**Saved entries**
•••••

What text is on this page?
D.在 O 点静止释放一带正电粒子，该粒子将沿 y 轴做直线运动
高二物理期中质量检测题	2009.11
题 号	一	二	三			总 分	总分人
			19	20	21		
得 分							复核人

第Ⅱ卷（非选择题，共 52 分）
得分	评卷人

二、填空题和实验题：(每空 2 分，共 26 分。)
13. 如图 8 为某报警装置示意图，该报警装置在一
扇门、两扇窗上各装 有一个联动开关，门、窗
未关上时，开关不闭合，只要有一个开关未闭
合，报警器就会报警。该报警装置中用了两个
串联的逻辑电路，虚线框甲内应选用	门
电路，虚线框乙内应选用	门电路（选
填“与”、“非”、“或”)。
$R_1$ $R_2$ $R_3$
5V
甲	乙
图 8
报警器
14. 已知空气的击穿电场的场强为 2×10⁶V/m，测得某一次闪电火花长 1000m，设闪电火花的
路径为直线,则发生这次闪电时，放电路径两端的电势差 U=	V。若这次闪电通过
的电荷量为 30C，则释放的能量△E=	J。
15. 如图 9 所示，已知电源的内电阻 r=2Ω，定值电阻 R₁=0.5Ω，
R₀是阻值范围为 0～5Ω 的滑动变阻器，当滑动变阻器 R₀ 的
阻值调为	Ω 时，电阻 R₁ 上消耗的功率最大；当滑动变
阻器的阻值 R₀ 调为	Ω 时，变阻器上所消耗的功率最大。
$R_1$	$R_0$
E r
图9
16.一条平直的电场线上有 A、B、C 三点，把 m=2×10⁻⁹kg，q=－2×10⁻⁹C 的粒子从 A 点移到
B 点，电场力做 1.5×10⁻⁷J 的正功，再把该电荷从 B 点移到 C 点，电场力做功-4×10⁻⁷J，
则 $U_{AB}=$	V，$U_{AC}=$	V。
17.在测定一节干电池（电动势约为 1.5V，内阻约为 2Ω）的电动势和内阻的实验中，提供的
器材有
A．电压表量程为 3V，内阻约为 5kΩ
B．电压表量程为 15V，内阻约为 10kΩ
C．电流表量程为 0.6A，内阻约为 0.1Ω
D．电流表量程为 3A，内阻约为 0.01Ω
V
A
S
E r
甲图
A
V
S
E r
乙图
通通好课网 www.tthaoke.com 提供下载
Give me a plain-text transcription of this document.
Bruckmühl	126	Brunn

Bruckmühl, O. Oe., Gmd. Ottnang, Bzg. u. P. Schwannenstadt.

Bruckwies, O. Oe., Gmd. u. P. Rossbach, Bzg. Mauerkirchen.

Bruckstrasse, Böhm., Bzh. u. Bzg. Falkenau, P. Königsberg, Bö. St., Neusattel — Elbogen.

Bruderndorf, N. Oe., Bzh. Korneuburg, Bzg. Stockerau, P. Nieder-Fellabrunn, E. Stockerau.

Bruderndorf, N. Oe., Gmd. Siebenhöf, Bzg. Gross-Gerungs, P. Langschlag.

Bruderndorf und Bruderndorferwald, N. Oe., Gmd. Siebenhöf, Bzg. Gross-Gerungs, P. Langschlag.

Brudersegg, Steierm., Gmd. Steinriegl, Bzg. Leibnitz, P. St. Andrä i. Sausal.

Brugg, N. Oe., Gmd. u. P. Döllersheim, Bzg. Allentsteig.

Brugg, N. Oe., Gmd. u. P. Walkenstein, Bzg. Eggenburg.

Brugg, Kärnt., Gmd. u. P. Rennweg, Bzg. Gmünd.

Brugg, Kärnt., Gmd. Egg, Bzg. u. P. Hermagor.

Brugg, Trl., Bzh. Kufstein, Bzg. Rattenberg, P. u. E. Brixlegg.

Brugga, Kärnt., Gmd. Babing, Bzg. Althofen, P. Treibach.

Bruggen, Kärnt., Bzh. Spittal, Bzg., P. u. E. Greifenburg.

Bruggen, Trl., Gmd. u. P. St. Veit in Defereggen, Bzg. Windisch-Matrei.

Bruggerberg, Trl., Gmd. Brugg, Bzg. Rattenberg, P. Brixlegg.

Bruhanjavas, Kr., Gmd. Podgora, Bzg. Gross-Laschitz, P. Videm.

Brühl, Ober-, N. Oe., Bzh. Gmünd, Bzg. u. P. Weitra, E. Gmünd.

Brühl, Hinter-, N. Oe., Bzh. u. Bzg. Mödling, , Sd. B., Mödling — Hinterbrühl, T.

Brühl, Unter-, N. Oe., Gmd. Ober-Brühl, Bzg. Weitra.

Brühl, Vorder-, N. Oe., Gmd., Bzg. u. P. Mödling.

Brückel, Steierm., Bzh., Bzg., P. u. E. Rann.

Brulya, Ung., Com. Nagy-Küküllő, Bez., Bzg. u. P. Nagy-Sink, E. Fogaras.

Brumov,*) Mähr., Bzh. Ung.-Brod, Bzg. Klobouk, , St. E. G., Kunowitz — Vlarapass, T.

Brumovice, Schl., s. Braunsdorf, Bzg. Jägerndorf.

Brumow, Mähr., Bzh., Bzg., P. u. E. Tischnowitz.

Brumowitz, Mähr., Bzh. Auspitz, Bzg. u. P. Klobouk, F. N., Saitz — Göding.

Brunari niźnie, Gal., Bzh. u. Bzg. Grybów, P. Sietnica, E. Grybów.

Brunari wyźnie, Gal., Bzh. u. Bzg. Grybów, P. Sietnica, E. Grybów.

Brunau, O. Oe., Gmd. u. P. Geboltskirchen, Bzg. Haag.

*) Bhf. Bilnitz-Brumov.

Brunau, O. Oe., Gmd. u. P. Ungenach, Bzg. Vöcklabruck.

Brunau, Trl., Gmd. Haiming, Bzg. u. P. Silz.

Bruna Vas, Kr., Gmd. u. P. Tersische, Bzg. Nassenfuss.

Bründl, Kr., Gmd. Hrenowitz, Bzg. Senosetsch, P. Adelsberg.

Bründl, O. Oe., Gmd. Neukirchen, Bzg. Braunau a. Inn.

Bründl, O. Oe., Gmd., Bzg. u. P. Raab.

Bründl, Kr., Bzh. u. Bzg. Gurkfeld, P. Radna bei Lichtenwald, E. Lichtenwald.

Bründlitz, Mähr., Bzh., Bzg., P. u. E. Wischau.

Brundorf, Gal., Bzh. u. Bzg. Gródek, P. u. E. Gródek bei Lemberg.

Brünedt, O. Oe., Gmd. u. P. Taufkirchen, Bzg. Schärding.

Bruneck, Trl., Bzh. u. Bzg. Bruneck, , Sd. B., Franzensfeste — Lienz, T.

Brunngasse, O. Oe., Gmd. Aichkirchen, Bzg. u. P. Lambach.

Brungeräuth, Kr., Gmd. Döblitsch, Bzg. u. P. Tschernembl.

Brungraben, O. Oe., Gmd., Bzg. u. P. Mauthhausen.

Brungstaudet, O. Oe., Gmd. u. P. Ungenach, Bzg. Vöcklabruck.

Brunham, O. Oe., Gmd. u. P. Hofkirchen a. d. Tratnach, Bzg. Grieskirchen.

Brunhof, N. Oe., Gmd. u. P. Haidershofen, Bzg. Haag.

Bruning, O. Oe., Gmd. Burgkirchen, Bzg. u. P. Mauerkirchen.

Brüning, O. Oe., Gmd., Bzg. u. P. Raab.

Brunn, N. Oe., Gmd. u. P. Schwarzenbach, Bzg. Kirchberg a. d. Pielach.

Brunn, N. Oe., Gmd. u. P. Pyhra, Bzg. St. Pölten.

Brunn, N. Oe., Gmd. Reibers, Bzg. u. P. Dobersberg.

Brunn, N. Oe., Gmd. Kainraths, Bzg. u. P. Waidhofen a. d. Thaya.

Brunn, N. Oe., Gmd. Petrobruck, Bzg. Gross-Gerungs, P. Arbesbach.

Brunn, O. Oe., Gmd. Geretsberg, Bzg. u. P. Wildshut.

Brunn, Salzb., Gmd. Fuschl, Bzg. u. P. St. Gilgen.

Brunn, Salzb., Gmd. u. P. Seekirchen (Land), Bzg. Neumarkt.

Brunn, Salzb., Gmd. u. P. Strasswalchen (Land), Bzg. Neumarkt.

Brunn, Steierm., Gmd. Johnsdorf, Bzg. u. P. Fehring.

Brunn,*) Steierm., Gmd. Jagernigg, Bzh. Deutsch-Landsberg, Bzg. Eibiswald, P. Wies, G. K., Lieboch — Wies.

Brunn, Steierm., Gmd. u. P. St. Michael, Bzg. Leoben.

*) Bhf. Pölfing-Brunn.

•••••

**What you have to do**
Each line of the data that includes the word "Mähr" counts once; report the total and nothing more.

**Complete output**
4